PROBLEM DESCRIPTION »
Every line below is to be copied exactly, with the pictures left out.

INFORMATION SHOWN »
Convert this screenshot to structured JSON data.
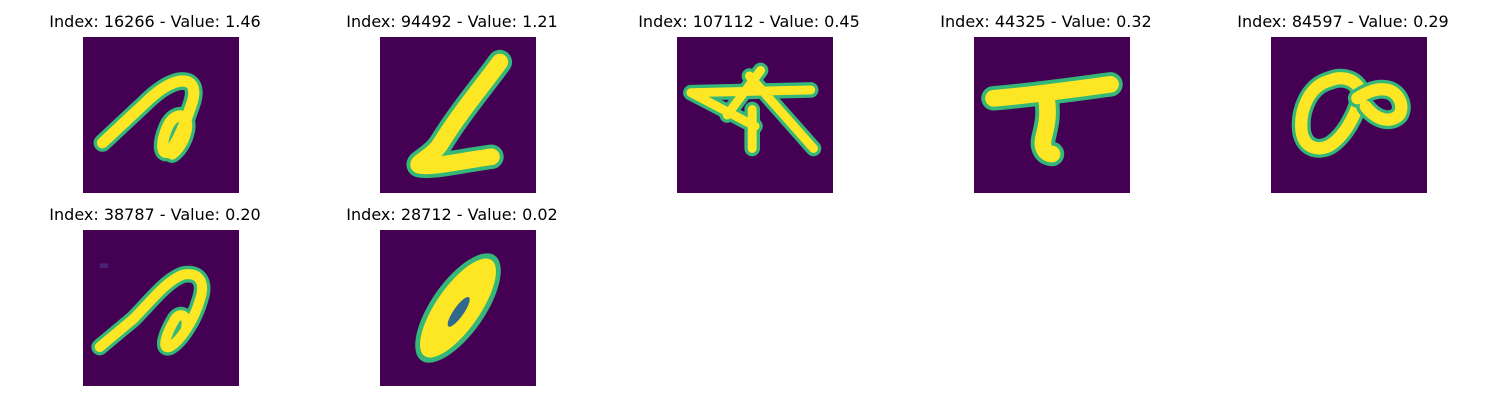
{
  "figure": {
    "background": "#ffffff",
    "image_background_color": "#440154",
    "stroke_color": "#fde725",
    "stroke_edge_color": "#35b779",
    "panels": [
      {
        "title": "Index: 16266 - Value: 1.46",
        "glyph": "handwritten-loop-stroke"
      },
      {
        "title": "Index: 94492 - Value: 1.21",
        "glyph": "handwritten-l-stroke"
      },
      {
        "title": "Index: 107112 - Value: 0.45",
        "glyph": "handwritten-crossed-strokes"
      },
      {
        "title": "Index: 44325 - Value: 0.32",
        "glyph": "handwritten-t-stroke"
      },
      {
        "title": "Index: 84597 - Value: 0.29",
        "glyph": "handwritten-double-loop"
      },
      {
        "title": "Index: 38787 - Value: 0.20",
        "glyph": "handwritten-loop-stroke"
      },
      {
        "title": "Index: 28712 - Value: 0.02",
        "glyph": "handwritten-slanted-zero"
      }
    ]
  }
}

EXERCISE RESPONSE »
Convert this screenshot to structured JSON data.
{
  "figure": {
    "background": "#ffffff",
    "image_background_color": "#440154",
    "stroke_color": "#fde725",
    "stroke_edge_color": "#35b779",
    "panels": [
      {
        "title": "Index: 16266 - Value: 1.46",
        "glyph": "handwritten-loop-stroke"
      },
      {
        "title": "Index: 94492 - Value: 1.21",
        "glyph": "handwritten-l-stroke"
      },
      {
        "title": "Index: 107112 - Value: 0.45",
        "glyph": "handwritten-crossed-strokes"
      },
      {
        "title": "Index: 44325 - Value: 0.32",
        "glyph": "handwritten-t-stroke"
      },
      {
        "title": "Index: 84597 - Value: 0.29",
        "glyph": "handwritten-double-loop"
      },
      {
        "title": "Index: 38787 - Value: 0.20",
        "glyph": "handwritten-loop-stroke"
      },
      {
        "title": "Index: 28712 - Value: 0.02",
        "glyph": "handwritten-slanted-zero"
      }
    ]
  }
}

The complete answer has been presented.